Start of Extracted material
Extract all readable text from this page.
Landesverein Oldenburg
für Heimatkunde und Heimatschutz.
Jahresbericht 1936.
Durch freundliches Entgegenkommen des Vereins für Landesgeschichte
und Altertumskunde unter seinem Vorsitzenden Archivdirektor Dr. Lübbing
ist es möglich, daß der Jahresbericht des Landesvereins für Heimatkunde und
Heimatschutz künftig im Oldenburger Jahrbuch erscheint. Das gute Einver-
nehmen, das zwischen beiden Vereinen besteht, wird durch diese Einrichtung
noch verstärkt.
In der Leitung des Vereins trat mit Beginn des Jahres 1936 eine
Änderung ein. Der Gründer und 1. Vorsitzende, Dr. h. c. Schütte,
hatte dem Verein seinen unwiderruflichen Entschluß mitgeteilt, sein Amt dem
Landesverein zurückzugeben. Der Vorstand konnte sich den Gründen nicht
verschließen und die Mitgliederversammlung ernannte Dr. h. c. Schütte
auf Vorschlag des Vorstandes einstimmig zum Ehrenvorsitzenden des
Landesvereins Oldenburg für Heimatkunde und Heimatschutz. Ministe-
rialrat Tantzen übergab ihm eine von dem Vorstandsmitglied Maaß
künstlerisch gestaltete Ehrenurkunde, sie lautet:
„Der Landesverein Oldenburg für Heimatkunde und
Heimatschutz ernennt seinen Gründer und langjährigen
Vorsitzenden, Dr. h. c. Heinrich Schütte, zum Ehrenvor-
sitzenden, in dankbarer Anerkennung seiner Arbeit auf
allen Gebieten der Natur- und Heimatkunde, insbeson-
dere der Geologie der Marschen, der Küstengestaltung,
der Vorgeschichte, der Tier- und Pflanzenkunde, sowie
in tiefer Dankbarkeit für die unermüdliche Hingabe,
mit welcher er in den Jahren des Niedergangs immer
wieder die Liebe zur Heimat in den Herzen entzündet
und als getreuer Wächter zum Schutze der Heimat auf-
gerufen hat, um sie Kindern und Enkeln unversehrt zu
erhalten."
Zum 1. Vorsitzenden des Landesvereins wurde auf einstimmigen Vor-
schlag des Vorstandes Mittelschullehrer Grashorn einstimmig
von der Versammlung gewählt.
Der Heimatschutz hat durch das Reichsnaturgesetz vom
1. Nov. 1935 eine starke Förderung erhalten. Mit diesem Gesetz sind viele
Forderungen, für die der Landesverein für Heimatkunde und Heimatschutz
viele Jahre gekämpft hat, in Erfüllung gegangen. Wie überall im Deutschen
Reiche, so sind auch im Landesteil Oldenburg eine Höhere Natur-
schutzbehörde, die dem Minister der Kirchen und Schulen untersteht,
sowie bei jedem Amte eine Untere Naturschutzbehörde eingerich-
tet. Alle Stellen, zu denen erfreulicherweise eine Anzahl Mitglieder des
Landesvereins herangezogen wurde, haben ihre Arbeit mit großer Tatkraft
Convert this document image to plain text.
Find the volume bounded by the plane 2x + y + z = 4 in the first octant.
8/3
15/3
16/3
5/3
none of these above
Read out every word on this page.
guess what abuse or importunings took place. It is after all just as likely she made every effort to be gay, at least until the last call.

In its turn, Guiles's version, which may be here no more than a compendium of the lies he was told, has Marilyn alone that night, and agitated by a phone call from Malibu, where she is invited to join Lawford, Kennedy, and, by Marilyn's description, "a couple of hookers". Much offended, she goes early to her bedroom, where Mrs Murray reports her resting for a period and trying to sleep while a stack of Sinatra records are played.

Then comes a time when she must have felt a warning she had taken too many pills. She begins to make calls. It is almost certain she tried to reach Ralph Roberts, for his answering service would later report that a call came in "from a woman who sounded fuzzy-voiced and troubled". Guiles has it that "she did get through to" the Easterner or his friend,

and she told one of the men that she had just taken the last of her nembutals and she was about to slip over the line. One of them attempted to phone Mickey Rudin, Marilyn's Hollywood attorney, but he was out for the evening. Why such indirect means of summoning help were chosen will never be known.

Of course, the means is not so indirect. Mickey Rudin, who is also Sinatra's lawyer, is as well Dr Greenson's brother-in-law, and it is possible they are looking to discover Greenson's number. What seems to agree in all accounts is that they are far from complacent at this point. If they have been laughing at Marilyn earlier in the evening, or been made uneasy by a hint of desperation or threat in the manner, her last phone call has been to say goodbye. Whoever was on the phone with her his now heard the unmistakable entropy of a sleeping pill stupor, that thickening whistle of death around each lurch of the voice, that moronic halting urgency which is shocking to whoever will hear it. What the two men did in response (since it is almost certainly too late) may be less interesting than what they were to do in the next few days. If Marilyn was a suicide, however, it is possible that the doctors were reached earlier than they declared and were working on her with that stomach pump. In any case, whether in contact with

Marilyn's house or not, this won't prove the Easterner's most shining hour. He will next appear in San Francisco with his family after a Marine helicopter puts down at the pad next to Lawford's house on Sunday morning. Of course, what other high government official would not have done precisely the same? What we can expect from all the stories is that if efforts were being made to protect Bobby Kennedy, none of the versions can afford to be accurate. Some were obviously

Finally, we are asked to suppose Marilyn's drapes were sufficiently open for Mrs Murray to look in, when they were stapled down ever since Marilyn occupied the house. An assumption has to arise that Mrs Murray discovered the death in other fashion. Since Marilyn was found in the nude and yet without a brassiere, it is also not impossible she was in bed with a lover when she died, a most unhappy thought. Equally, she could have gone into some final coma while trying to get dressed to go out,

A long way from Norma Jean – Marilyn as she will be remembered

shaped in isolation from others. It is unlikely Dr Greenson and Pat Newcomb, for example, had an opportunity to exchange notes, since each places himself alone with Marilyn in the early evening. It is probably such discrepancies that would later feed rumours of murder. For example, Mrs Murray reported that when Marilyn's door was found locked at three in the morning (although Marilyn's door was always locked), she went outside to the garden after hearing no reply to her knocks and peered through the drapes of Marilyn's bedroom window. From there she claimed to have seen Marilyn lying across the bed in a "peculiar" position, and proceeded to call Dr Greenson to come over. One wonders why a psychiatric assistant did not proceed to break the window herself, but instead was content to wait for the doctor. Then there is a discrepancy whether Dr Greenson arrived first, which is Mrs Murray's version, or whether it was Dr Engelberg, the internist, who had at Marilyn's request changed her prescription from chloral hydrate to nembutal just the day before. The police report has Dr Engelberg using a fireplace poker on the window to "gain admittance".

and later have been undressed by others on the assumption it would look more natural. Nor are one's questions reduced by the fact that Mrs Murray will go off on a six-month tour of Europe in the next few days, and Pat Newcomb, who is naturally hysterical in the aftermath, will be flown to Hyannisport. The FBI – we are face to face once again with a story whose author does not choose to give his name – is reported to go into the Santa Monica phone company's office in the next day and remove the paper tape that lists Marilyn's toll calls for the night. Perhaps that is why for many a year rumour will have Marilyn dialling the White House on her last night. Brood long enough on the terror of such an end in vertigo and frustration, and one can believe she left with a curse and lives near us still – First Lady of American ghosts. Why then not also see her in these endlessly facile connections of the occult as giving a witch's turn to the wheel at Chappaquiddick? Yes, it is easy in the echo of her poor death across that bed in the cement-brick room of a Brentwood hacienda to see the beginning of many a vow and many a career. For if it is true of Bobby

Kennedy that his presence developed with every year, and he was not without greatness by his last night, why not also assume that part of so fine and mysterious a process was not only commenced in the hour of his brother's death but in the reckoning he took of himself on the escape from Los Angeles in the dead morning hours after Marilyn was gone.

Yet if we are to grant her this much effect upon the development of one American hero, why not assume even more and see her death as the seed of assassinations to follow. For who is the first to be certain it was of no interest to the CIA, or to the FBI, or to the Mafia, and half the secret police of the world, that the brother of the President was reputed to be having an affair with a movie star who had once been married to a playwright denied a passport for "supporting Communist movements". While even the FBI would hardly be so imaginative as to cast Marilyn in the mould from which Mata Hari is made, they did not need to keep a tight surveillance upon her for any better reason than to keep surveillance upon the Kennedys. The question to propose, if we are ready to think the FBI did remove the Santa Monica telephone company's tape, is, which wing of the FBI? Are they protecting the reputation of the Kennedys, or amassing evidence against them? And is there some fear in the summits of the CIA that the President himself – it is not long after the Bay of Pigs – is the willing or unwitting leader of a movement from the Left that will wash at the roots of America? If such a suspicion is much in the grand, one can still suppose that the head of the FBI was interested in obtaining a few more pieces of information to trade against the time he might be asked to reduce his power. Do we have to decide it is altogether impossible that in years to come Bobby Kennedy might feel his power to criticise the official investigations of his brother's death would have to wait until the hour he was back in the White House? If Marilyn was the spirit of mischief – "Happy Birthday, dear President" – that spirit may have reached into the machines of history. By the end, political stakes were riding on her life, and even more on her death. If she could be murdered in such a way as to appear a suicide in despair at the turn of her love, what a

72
End of Extracted material
→ Set problem: Copy out every line holding the string "erhalten".

→ Expected answer:
erhalten."
1. Nov. 1935 eine starke Förderung erhalten. Mit diesem Gesetz sind viele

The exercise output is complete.